= TEXTO =
Por Nicolás Arroyo Ramos

SANTIAGO, República Dominicana: La Iglesia de Jesucristo de los Santos de los Últimos Días, anunció la designación de tres nuevas presidencias para el Área del Caribe, conformada por consagrados líderes de distintos países, con sólida formación religiosa, profunda fe en Jesucristo y un probado compromiso social y comunitario.

El nuevo presidente del área es el Élder Valeri V. Cordón, originario de Guatemala, mientras que les estarán acompañando en su misión; Élder Hugo Montoya, de California, como primer consejero y Élder Ahmad S. Corbitt, de Filadelfia, como segundo consejero.

Las nuevas autoridades de la Iglesia de Jesucristo de Los Santos de los Últimos Días, asumirán la dirección eclesiástica en más de una docena de países insulares, con un enfoque centrado en las familias, la juventud y el desarrollo espiritual. Esta jurisdicción incluye territorios como República Dominicana, Puerto Rico, Cuba, Haití, Jamaica, Barbados, Trinidad y Tobago, entre otros.

El Élder Cordón, actual presidente del área, posee estudios en informática y una maestría del MIT. Dejó una carrera corporativa para dedicarse al servicio religioso. Está casado con Glenda Zelmira Zea Díaz, con quien tiene tres hijos.

El Élder Montoya, maestro y empresario, ha servido en múltiples asignaciones eclesiásticas en América Latina. Está casado con María del Carmen Balvastro y es padre de cinco hijos.

= MATERIAL PROPORCIONADO =
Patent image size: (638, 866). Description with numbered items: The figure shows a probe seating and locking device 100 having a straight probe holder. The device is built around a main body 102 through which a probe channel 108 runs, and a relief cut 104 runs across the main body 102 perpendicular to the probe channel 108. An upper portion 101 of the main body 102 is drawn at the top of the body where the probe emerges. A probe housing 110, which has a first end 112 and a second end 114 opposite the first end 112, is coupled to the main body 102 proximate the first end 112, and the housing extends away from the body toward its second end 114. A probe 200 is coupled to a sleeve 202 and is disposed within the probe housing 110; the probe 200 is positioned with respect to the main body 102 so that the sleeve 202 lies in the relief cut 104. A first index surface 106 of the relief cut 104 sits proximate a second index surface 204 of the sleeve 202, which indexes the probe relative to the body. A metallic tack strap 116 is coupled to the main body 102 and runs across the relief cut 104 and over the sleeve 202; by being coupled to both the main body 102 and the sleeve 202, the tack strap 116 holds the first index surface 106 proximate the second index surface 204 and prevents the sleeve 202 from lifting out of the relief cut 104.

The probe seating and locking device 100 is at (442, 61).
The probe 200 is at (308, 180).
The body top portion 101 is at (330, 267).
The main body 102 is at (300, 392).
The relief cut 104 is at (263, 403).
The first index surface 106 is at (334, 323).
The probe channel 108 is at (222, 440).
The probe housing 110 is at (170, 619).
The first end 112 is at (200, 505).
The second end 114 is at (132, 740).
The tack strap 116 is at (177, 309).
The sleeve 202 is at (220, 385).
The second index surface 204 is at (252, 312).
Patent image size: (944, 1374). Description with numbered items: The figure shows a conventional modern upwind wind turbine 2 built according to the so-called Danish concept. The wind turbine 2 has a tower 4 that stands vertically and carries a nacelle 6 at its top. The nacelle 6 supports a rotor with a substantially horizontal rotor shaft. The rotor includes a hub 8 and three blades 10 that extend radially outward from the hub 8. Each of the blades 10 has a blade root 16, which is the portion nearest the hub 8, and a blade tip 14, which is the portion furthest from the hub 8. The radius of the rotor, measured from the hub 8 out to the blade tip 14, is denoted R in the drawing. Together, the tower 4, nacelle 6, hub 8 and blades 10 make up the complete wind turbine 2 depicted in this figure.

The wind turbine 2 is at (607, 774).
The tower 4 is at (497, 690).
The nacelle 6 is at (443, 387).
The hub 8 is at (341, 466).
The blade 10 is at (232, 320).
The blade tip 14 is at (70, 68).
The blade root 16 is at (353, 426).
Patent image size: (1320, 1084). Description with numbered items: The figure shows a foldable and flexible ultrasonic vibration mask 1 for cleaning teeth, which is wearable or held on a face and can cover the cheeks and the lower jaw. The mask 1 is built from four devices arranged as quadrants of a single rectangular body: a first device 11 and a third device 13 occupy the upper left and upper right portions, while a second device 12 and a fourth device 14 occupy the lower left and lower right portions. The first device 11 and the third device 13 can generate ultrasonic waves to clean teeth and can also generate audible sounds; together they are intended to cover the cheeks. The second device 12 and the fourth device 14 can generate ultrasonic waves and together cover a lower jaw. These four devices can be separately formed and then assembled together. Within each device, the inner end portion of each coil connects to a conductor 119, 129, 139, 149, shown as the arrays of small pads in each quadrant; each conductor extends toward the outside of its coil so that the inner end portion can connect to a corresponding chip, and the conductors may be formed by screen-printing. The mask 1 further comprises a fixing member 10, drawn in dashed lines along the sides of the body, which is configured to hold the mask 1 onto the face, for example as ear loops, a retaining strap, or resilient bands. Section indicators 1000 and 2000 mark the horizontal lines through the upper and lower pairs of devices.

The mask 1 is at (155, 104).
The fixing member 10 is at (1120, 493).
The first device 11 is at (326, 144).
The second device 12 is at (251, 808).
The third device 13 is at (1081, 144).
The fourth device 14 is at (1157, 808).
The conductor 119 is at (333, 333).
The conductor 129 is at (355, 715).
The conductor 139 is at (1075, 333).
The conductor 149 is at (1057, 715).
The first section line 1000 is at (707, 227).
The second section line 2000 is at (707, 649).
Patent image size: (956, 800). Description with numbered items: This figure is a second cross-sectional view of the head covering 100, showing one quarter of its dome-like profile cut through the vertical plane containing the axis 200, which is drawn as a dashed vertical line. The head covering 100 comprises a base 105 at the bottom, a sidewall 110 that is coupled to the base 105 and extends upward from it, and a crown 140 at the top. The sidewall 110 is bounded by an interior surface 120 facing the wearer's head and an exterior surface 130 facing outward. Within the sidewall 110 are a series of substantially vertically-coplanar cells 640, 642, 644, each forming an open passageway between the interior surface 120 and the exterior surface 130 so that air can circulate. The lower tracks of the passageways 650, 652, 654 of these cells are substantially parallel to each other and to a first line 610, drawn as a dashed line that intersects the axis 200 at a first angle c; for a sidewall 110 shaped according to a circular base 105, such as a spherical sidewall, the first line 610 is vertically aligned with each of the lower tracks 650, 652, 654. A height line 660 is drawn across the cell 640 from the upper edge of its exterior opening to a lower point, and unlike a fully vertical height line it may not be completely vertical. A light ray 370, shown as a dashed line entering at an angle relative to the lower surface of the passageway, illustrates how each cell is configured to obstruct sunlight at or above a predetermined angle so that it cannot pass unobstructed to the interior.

= CONSIGNA =
Enumera todos los territorios que el texto nombra expresamente como parte de la jurisdicción del Área del Caribe.

= RESPUESTA =
República Dominicana, Puerto Rico, Cuba, Haití, Jamaica, Barbados, Trinidad y Tobago.